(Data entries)
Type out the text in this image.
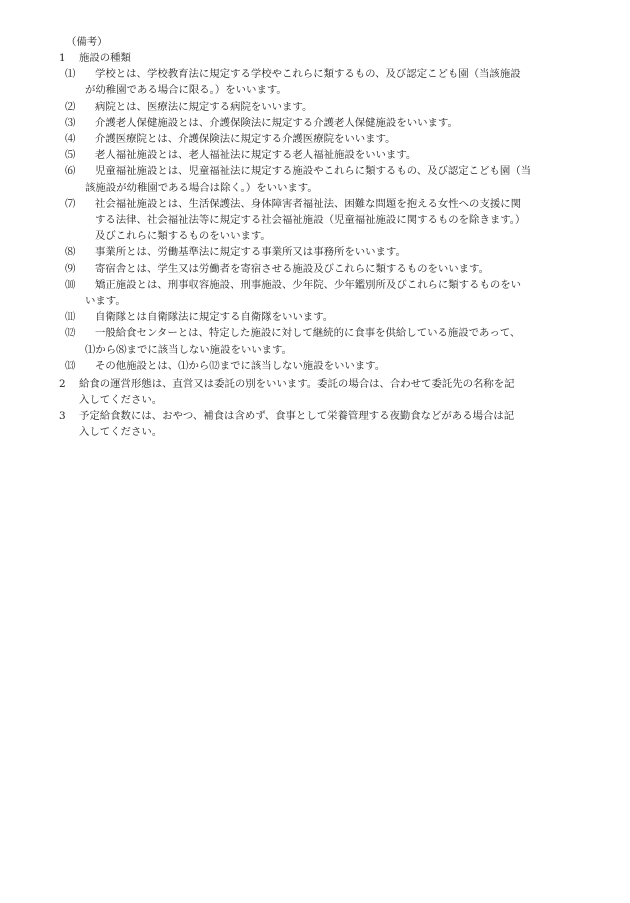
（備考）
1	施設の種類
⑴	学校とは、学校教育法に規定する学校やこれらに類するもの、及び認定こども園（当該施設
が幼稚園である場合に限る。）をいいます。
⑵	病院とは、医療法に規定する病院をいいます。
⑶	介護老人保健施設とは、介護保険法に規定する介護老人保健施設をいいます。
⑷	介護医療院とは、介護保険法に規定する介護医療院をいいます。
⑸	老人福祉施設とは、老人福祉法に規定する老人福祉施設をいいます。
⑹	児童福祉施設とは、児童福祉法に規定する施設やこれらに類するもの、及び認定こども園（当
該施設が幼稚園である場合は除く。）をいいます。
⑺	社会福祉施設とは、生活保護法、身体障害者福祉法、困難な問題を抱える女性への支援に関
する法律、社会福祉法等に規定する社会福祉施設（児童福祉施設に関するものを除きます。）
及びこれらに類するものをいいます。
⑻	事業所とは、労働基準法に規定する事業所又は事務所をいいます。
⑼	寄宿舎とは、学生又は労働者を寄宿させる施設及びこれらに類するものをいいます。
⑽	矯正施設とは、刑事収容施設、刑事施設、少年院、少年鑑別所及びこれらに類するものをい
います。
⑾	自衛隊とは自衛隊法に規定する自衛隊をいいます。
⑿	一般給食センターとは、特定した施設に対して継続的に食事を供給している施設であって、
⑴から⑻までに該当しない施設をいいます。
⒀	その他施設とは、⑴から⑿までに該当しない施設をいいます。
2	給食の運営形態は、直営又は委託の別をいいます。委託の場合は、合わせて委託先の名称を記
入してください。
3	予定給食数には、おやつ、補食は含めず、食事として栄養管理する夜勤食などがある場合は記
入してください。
==
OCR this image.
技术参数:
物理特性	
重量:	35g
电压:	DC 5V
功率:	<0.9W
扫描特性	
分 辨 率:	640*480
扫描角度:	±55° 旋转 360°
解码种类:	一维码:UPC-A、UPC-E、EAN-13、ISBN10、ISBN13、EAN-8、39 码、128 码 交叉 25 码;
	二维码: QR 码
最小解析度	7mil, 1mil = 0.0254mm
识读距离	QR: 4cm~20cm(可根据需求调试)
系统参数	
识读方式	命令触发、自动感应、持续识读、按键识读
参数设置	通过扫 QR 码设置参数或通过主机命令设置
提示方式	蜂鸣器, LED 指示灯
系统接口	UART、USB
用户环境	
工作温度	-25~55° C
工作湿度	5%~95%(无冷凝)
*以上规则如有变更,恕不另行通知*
* * *
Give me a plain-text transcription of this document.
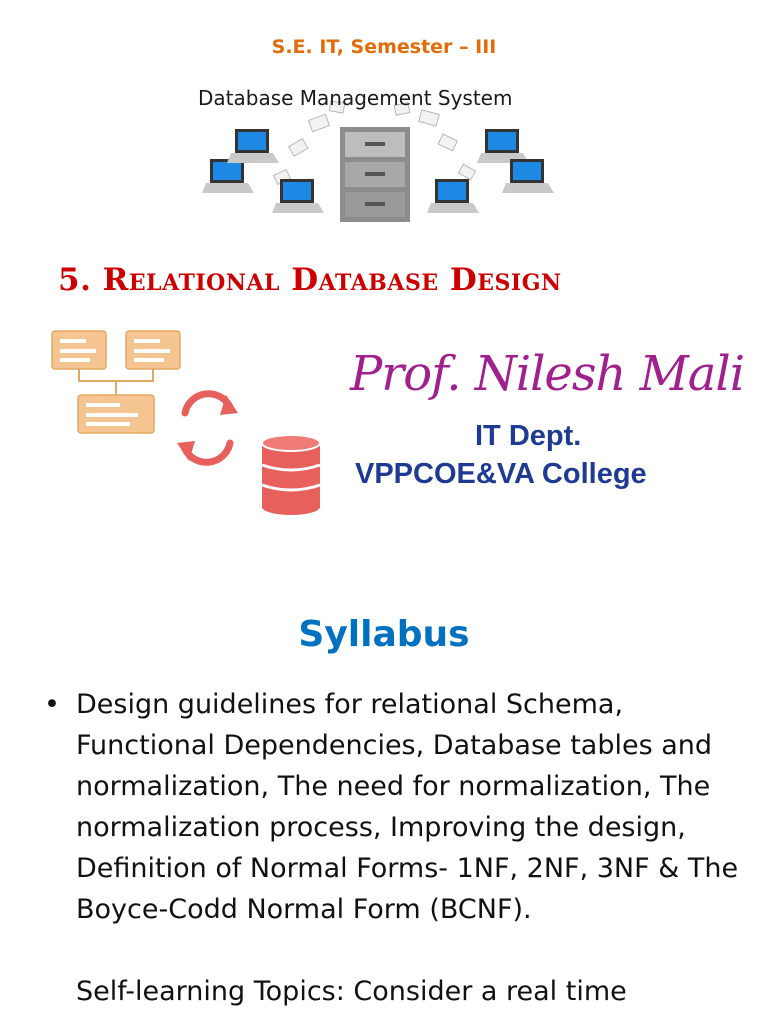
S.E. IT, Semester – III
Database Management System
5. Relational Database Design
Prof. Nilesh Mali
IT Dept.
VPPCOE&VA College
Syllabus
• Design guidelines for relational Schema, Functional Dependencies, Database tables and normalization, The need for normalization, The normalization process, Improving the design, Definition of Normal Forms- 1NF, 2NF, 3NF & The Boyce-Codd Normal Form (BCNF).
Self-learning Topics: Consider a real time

### [TASK DESCRIPTION]
Give the count of lines containing "Design", with no added text.

### [RIGHT ANSWER]
2